Listing —
********

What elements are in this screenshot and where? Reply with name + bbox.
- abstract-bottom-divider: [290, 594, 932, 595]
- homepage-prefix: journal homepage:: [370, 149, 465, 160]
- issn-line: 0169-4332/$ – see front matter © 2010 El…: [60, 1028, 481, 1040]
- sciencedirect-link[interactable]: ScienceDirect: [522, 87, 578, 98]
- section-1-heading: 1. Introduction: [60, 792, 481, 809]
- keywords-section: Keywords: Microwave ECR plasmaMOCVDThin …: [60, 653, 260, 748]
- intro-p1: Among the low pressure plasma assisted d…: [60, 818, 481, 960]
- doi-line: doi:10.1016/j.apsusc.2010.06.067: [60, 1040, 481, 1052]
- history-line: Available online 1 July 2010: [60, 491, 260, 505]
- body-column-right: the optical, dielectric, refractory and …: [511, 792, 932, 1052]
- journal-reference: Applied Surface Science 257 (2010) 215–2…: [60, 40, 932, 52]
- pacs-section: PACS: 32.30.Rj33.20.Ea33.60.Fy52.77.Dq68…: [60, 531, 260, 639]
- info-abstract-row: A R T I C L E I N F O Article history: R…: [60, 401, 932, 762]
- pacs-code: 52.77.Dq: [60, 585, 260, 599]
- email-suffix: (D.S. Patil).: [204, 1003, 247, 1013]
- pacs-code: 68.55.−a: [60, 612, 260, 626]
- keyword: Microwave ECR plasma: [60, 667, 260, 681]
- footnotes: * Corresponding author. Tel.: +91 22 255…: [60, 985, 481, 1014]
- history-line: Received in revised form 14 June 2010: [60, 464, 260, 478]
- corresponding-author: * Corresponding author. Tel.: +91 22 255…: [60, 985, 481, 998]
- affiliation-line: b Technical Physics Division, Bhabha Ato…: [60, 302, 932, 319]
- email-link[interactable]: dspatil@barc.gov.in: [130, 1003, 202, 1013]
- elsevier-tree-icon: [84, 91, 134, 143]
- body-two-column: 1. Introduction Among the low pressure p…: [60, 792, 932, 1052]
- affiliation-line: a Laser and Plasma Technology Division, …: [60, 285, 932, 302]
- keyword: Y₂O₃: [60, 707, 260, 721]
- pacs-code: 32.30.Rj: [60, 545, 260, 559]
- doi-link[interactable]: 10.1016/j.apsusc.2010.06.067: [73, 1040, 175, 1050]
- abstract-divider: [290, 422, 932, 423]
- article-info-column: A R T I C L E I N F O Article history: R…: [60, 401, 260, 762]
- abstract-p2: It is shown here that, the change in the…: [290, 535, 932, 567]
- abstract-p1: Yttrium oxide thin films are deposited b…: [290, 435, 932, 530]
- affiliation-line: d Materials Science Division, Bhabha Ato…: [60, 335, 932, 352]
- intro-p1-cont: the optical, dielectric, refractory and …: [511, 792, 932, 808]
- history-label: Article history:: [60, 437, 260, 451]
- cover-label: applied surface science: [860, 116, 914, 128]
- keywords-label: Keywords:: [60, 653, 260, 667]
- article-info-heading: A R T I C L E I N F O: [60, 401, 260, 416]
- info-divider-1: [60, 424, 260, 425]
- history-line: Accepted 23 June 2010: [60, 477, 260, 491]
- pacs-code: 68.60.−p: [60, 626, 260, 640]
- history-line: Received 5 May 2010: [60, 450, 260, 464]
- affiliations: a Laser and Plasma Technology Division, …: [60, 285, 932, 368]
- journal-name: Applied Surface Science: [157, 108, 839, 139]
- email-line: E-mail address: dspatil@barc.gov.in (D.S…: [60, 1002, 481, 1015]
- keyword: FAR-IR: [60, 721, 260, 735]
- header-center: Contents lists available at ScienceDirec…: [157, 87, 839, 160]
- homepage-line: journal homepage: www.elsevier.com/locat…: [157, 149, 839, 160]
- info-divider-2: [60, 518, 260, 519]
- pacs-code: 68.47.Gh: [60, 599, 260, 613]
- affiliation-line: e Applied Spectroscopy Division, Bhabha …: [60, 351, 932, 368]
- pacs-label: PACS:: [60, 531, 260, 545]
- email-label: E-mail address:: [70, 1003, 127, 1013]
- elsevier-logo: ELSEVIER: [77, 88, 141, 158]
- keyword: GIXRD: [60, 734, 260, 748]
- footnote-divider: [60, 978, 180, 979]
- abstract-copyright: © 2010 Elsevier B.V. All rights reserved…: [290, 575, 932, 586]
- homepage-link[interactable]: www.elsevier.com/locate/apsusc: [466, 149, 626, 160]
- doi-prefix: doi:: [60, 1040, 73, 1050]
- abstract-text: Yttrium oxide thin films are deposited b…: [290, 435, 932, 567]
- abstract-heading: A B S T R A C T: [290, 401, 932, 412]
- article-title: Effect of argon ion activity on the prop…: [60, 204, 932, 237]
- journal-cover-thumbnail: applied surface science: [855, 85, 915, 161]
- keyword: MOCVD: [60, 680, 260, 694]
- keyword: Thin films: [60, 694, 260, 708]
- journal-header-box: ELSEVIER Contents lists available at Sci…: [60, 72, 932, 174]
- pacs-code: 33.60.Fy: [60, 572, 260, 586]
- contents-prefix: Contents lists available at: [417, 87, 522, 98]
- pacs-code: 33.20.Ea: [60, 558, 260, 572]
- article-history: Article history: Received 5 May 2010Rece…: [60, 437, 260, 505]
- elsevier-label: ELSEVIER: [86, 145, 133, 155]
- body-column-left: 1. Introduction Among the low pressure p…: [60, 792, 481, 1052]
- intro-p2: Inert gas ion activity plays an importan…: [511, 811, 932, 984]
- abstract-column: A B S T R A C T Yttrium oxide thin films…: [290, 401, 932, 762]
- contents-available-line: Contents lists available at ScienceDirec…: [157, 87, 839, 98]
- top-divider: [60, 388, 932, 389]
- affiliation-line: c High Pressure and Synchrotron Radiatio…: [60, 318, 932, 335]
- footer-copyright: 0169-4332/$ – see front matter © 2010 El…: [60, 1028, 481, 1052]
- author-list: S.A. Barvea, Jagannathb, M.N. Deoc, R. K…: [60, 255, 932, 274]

********

Given exercise — Render every line of the data above as a JSON list of strings, one string per line, leaving out any blank lines.

Task response —
[
  "What elements are in this screenshot and where? Reply with name + bbox.",
  "- abstract-bottom-divider: [290, 594, 932, 595]",
  "- homepage-prefix: journal homepage:: [370, 149, 465, 160]",
  "- issn-line: 0169-4332/$ – see front matter © 2010 El…: [60, 1028, 481, 1040]",
  "- sciencedirect-link[interactable]: ScienceDirect: [522, 87, 578, 98]",
  "- section-1-heading: 1. Introduction: [60, 792, 481, 809]",
  "- keywords-section: Keywords: Microwave ECR plasmaMOCVDThin …: [60, 653, 260, 748]",
  "- intro-p1: Among the low pressure plasma assisted d…: [60, 818, 481, 960]",
  "- doi-line: doi:10.1016/j.apsusc.2010.06.067: [60, 1040, 481, 1052]",
  "- history-line: Available online 1 July 2010: [60, 491, 260, 505]",
  "- body-column-right: the optical, dielectric, refractory and …: [511, 792, 932, 1052]",
  "- journal-reference: Applied Surface Science 257 (2010) 215–2…: [60, 40, 932, 52]",
  "- pacs-section: PACS: 32.30.Rj33.20.Ea33.60.Fy52.77.Dq68…: [60, 531, 260, 639]",
  "- info-abstract-row: A R T I C L E I N F O Article history: R…: [60, 401, 932, 762]",
  "- pacs-code: 52.77.Dq: [60, 585, 260, 599]",
  "- email-suffix: (D.S. Patil).: [204, 1003, 247, 1013]",
  "- pacs-code: 68.55.−a: [60, 612, 260, 626]",
  "- keyword: Microwave ECR plasma: [60, 667, 260, 681]",
  "- footnotes: * Corresponding author. Tel.: +91 22 255…: [60, 985, 481, 1014]",
  "- history-line: Received in revised form 14 June 2010: [60, 464, 260, 478]",
  "- corresponding-author: * Corresponding author. Tel.: +91 22 255…: [60, 985, 481, 998]",
  "- affiliation-line: b Technical Physics Division, Bhabha Ato…: [60, 302, 932, 319]",
  "- email-link[interactable]: dspatil@barc.gov.in: [130, 1003, 202, 1013]",
  "- elsevier-tree-icon: [84, 91, 134, 143]",
  "- body-two-column: 1. Introduction Among the low pressure p…: [60, 792, 932, 1052]",
  "- affiliation-line: a Laser and Plasma Technology Division, …: [60, 285, 932, 302]",
  "- keyword: Y₂O₃: [60, 707, 260, 721]",
  "- pacs-code: 32.30.Rj: [60, 545, 260, 559]",
  "- doi-link[interactable]: 10.1016/j.apsusc.2010.06.067: [73, 1040, 175, 1050]",
  "- abstract-divider: [290, 422, 932, 423]",
  "- article-info-column: A R T I C L E I N F O Article history: R…: [60, 401, 260, 762]",
  "- abstract-p2: It is shown here that, the change in the…: [290, 535, 932, 567]",
  "- abstract-p1: Yttrium oxide thin films are deposited b…: [290, 435, 932, 530]",
  "- affiliation-line: d Materials Science Division, Bhabha Ato…: [60, 335, 932, 352]",
  "- intro-p1-cont: the optical, dielectric, refractory and …: [511, 792, 932, 808]",
  "- history-label: Article history:: [60, 437, 260, 451]",
  "- cover-label: applied surface science: [860, 116, 914, 128]",
  "- keywords-label: Keywords:: [60, 653, 260, 667]",
  "- article-info-heading: A R T I C L E I N F O: [60, 401, 260, 416]",
  "- info-divider-1: [60, 424, 260, 425]",
  "- history-line: Accepted 23 June 2010: [60, 477, 260, 491]",
  "- pacs-code: 68.60.−p: [60, 626, 260, 640]",
  "- history-line: Received 5 May 2010: [60, 450, 260, 464]",
  "- affiliations: a Laser and Plasma Technology Division, …: [60, 285, 932, 368]",
  "- journal-name: Applied Surface Science: [157, 108, 839, 139]",
  "- email-line: E-mail address: dspatil@barc.gov.in (D.S…: [60, 1002, 481, 1015]",
  "- keyword: FAR-IR: [60, 721, 260, 735]",
  "- header-center: Contents lists available at ScienceDirec…: [157, 87, 839, 160]",
  "- homepage-line: journal homepage: www.elsevier.com/locat…: [157, 149, 839, 160]",
  "- info-divider-2: [60, 518, 260, 519]",
  "- pacs-code: 68.47.Gh: [60, 599, 260, 613]",
  "- affiliation-line: e Applied Spectroscopy Division, Bhabha …: [60, 351, 932, 368]",
  "- pacs-label: PACS:: [60, 531, 260, 545]",
  "- email-label: E-mail address:: [70, 1003, 127, 1013]",
  "- elsevier-logo: ELSEVIER: [77, 88, 141, 158]",
  "- keyword: GIXRD: [60, 734, 260, 748]",
  "- footnote-divider: [60, 978, 180, 979]",
  "- abstract-copyright: © 2010 Elsevier B.V. All rights reserved…: [290, 575, 932, 586]",
  "- homepage-link[interactable]: www.elsevier.com/locate/apsusc: [466, 149, 626, 160]",
  "- doi-prefix: doi:: [60, 1040, 73, 1050]",
  "- abstract-text: Yttrium oxide thin films are deposited b…: [290, 435, 932, 567]",
  "- abstract-heading: A B S T R A C T: [290, 401, 932, 412]",
  "- article-title: Effect of argon ion activity on the prop…: [60, 204, 932, 237]",
  "- journal-cover-thumbnail: applied surface science: [855, 85, 915, 161]",
  "- keyword: MOCVD: [60, 680, 260, 694]",
  "- keyword: Thin films: [60, 694, 260, 708]",
  "- journal-header-box: ELSEVIER Contents lists available at Sci…: [60, 72, 932, 174]",
  "- pacs-code: 33.60.Fy: [60, 572, 260, 586]",
  "- contents-prefix: Contents lists available at: [417, 87, 522, 98]",
  "- pacs-code: 33.20.Ea: [60, 558, 260, 572]",
  "- article-history: Article history: Received 5 May 2010Rece…: [60, 437, 260, 505]",
  "- elsevier-label: ELSEVIER: [86, 145, 133, 155]",
  "- body-column-left: 1. Introduction Among the low pressure p…: [60, 792, 481, 1052]",
  "- intro-p2: Inert gas ion activity plays an importan…: [511, 811, 932, 984]",
  "- abstract-column: A B S T R A C T Yttrium oxide thin films…: [290, 401, 932, 762]",
  "- contents-available-line: Contents lists available at ScienceDirec…: [157, 87, 839, 98]",
  "- top-divider: [60, 388, 932, 389]",
  "- affiliation-line: c High Pressure and Synchrotron Radiatio…: [60, 318, 932, 335]",
  "- footer-copyright: 0169-4332/$ – see front matter © 2010 El…: [60, 1028, 481, 1052]",
  "- author-list: S.A. Barvea, Jagannathb, M.N. Deoc, R. K…: [60, 255, 932, 274]"
]